» Instructions for the task
Determine the count of lines holding the string "forel". Return only the number.

» Data records
[Start]
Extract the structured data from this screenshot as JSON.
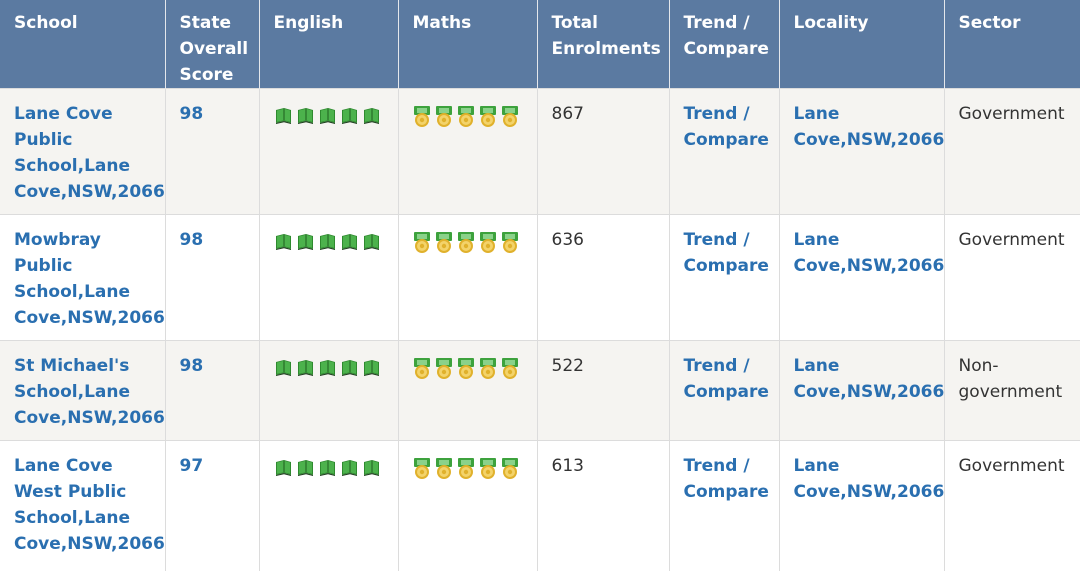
{
  "headers": {
    "school": "School",
    "score": "State Overall Score",
    "english": "English",
    "maths": "Maths",
    "enrolments": "Total Enrolments",
    "trend": "Trend / Compare",
    "locality": "Locality",
    "sector": "Sector"
  },
  "icons": {
    "english": "green-book-icon",
    "maths": "gold-medal-icon",
    "english_count": 5,
    "maths_count": 5
  },
  "colors": {
    "header_bg": "#5b7aa1",
    "link": "#2a6fb0",
    "row_alt": "#f5f4f1"
  },
  "rows": [
    {
      "school": "Lane Cove Public School,Lane Cove,NSW,2066",
      "score": "98",
      "enrolments": "867",
      "trend": "Trend / Compare",
      "locality": "Lane Cove,NSW,2066",
      "sector": "Government"
    },
    {
      "school": "Mowbray Public School,Lane Cove,NSW,2066",
      "score": "98",
      "enrolments": "636",
      "trend": "Trend / Compare",
      "locality": "Lane Cove,NSW,2066",
      "sector": "Government"
    },
    {
      "school": "St Michael's School,Lane Cove,NSW,2066",
      "score": "98",
      "enrolments": "522",
      "trend": "Trend / Compare",
      "locality": "Lane Cove,NSW,2066",
      "sector": "Non-government"
    },
    {
      "school": "Lane Cove West Public School,Lane Cove,NSW,2066",
      "score": "97",
      "enrolments": "613",
      "trend": "Trend / Compare",
      "locality": "Lane Cove,NSW,2066",
      "sector": "Government"
    }
  ]
}
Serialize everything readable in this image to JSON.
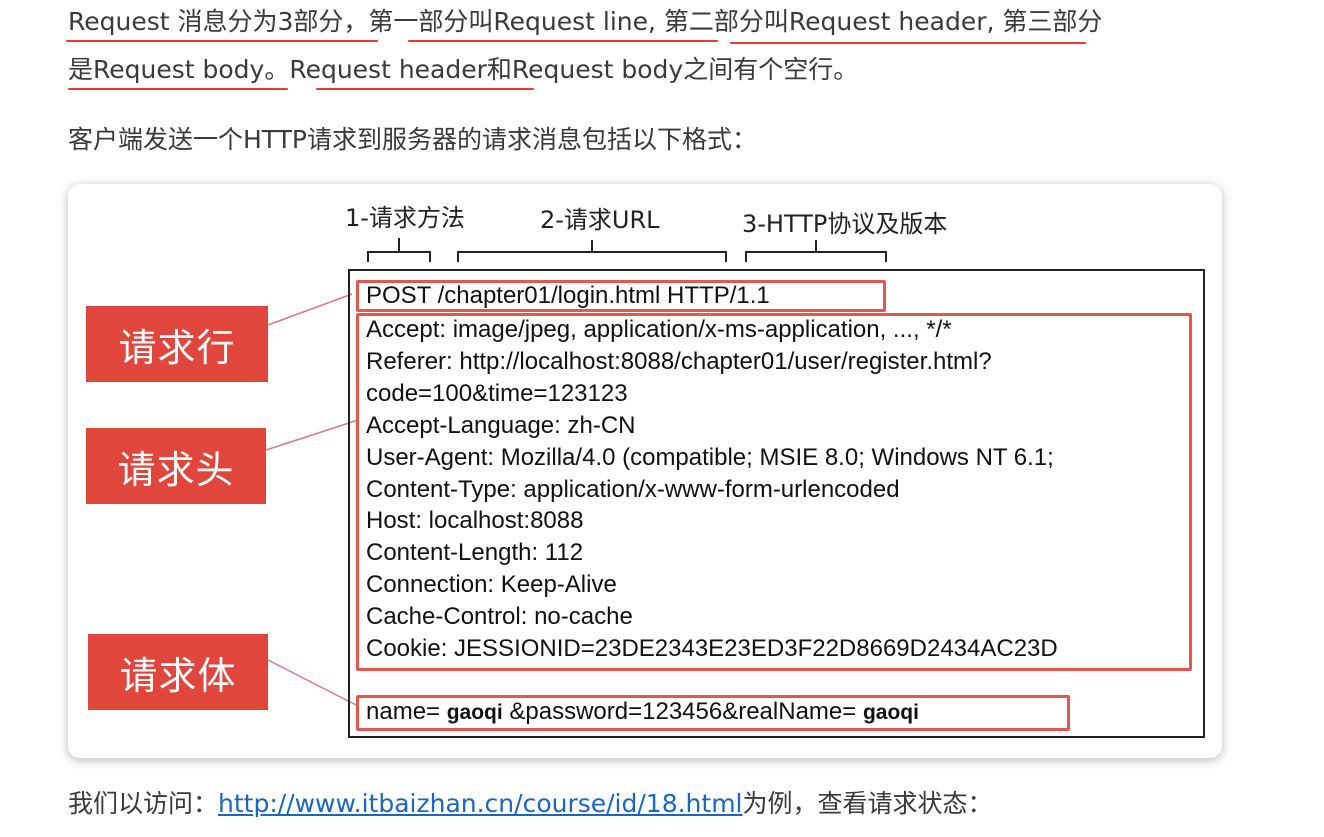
{
  "intro": {
    "line1": "Request 消息分为3部分，第一部分叫Request line, 第二部分叫Request header, 第三部分",
    "line2": "是Request body。Request header和Request body之间有个空行。",
    "line3": "客户端发送一个HTTP请求到服务器的请求消息包括以下格式："
  },
  "diagram": {
    "top_labels": {
      "method": "1-请求方法",
      "url": "2-请求URL",
      "protocol": "3-HTTP协议及版本"
    },
    "side_labels": {
      "request_line": "请求行",
      "request_header": "请求头",
      "request_body": "请求体"
    },
    "request_line": "POST  /chapter01/login.html  HTTP/1.1",
    "headers": [
      "Accept: image/jpeg, application/x-ms-application, ..., */*",
      "Referer: http://localhost:8088/chapter01/user/register.html?",
      "code=100&time=123123",
      "Accept-Language: zh-CN",
      "User-Agent: Mozilla/4.0 (compatible; MSIE 8.0; Windows NT 6.1;",
      "Content-Type: application/x-www-form-urlencoded",
      "Host: localhost:8088",
      "Content-Length: 112",
      "Connection: Keep-Alive",
      "Cache-Control: no-cache",
      "Cookie: JESSIONID=23DE2343E23ED3F22D8669D2434AC23D"
    ],
    "body": {
      "prefix": "name= ",
      "name_value": "gaoqi",
      "middle": " &password=123456&realName= ",
      "realname_value": "gaoqi"
    }
  },
  "footer": {
    "prefix": "我们以访问：",
    "link": "http://www.itbaizhan.cn/course/id/18.html",
    "suffix": "为例，查看请求状态："
  },
  "colors": {
    "accent_red": "#e0463c",
    "link_blue": "#1a66c4"
  }
}
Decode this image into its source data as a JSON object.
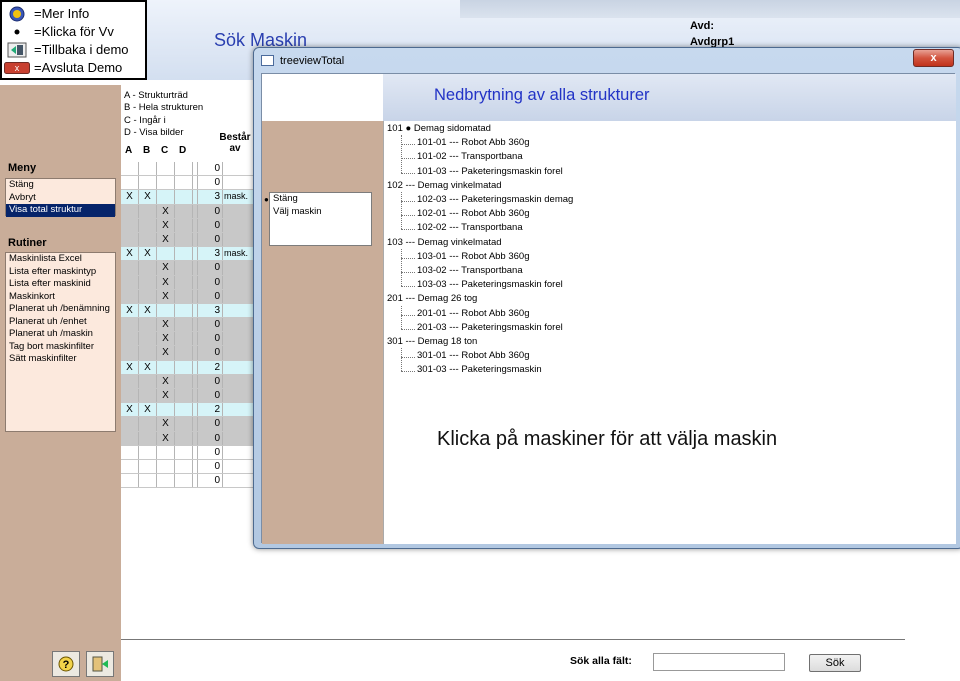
{
  "legend": [
    {
      "icon": "info-icon",
      "text": "=Mer Info"
    },
    {
      "icon": "dot-icon",
      "text": "=Klicka för Vv"
    },
    {
      "icon": "back-icon",
      "text": "=Tillbaka i demo"
    },
    {
      "icon": "close-demo-icon",
      "text": "=Avsluta Demo"
    }
  ],
  "header": {
    "title": "Sök Maskin",
    "avd_label": "Avd:",
    "avdgrp_label": "Avdgrp1"
  },
  "sidebar": {
    "menu_heading": "Meny",
    "menu_items": [
      "Stäng",
      "Avbryt",
      "Visa total struktur"
    ],
    "menu_selected": 2,
    "rutiner_heading": "Rutiner",
    "rutiner_items": [
      "Maskinlista Excel",
      "Lista efter maskintyp",
      "Lista efter maskinid",
      "Maskinkort",
      "Planerat uh /benämning",
      "Planerat uh /enhet",
      "Planerat uh /maskin",
      "Tag bort maskinfilter",
      "Sätt maskinfilter"
    ]
  },
  "structure_legend": [
    "A - Strukturträd",
    "B - Hela strukturen",
    "C - Ingår i",
    "D - Visa bilder"
  ],
  "table": {
    "headers": [
      "A",
      "B",
      "C",
      "D"
    ],
    "bestar_label": "Består av",
    "rows": [
      {
        "style": "white",
        "a": "",
        "b": "",
        "c": "",
        "d": "",
        "n": "0",
        "m": ""
      },
      {
        "style": "white",
        "a": "",
        "b": "",
        "c": "",
        "d": "",
        "n": "0",
        "m": ""
      },
      {
        "style": "cyan",
        "a": "X",
        "b": "X",
        "c": "",
        "d": "",
        "n": "3",
        "m": "mask."
      },
      {
        "style": "gray",
        "a": "",
        "b": "",
        "c": "X",
        "d": "",
        "n": "0",
        "m": ""
      },
      {
        "style": "gray",
        "a": "",
        "b": "",
        "c": "X",
        "d": "",
        "n": "0",
        "m": ""
      },
      {
        "style": "gray",
        "a": "",
        "b": "",
        "c": "X",
        "d": "",
        "n": "0",
        "m": ""
      },
      {
        "style": "cyan",
        "a": "X",
        "b": "X",
        "c": "",
        "d": "",
        "n": "3",
        "m": "mask."
      },
      {
        "style": "gray",
        "a": "",
        "b": "",
        "c": "X",
        "d": "",
        "n": "0",
        "m": ""
      },
      {
        "style": "gray",
        "a": "",
        "b": "",
        "c": "X",
        "d": "",
        "n": "0",
        "m": ""
      },
      {
        "style": "gray",
        "a": "",
        "b": "",
        "c": "X",
        "d": "",
        "n": "0",
        "m": ""
      },
      {
        "style": "cyan",
        "a": "X",
        "b": "X",
        "c": "",
        "d": "",
        "n": "3",
        "m": ""
      },
      {
        "style": "gray",
        "a": "",
        "b": "",
        "c": "X",
        "d": "",
        "n": "0",
        "m": ""
      },
      {
        "style": "gray",
        "a": "",
        "b": "",
        "c": "X",
        "d": "",
        "n": "0",
        "m": ""
      },
      {
        "style": "gray",
        "a": "",
        "b": "",
        "c": "X",
        "d": "",
        "n": "0",
        "m": ""
      },
      {
        "style": "cyan",
        "a": "X",
        "b": "X",
        "c": "",
        "d": "",
        "n": "2",
        "m": ""
      },
      {
        "style": "gray",
        "a": "",
        "b": "",
        "c": "X",
        "d": "",
        "n": "0",
        "m": ""
      },
      {
        "style": "gray",
        "a": "",
        "b": "",
        "c": "X",
        "d": "",
        "n": "0",
        "m": ""
      },
      {
        "style": "cyan",
        "a": "X",
        "b": "X",
        "c": "",
        "d": "",
        "n": "2",
        "m": ""
      },
      {
        "style": "gray",
        "a": "",
        "b": "",
        "c": "X",
        "d": "",
        "n": "0",
        "m": ""
      },
      {
        "style": "gray",
        "a": "",
        "b": "",
        "c": "X",
        "d": "",
        "n": "0",
        "m": ""
      },
      {
        "style": "white",
        "a": "",
        "b": "",
        "c": "",
        "d": "",
        "n": "0",
        "m": ""
      },
      {
        "style": "white",
        "a": "",
        "b": "",
        "c": "",
        "d": "",
        "n": "0",
        "m": ""
      },
      {
        "style": "white",
        "a": "",
        "b": "",
        "c": "",
        "d": "",
        "n": "0",
        "m": ""
      }
    ]
  },
  "search": {
    "label": "Sök alla fält:",
    "value": "",
    "button": "Sök"
  },
  "popup": {
    "title": "treeviewTotal",
    "close": "x",
    "heading": "Nedbrytning av alla strukturer",
    "menu_items": [
      "Stäng",
      "Välj maskin"
    ],
    "tree": [
      {
        "label": "101 ● Demag sidomatad",
        "children": [
          "101-01 --- Robot Abb 360g",
          "101-02 --- Transportbana",
          "101-03 --- Paketeringsmaskin forel"
        ]
      },
      {
        "label": "102 --- Demag vinkelmatad",
        "children": [
          "102-03 --- Paketeringsmaskin demag",
          "102-01 --- Robot Abb 360g",
          "102-02 --- Transportbana"
        ]
      },
      {
        "label": "103 --- Demag vinkelmatad",
        "children": [
          "103-01 --- Robot Abb 360g",
          "103-02 --- Transportbana",
          "103-03 --- Paketeringsmaskin forel"
        ]
      },
      {
        "label": "201 --- Demag 26 tog",
        "children": [
          "201-01 --- Robot Abb 360g",
          "201-03 --- Paketeringsmaskin forel"
        ]
      },
      {
        "label": "301 --- Demag 18 ton",
        "children": [
          "301-01 --- Robot Abb 360g",
          "301-03 --- Paketeringsmaskin"
        ]
      }
    ]
  },
  "instruction": "Klicka på maskiner för att välja maskin"
}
[End]
» Response below
3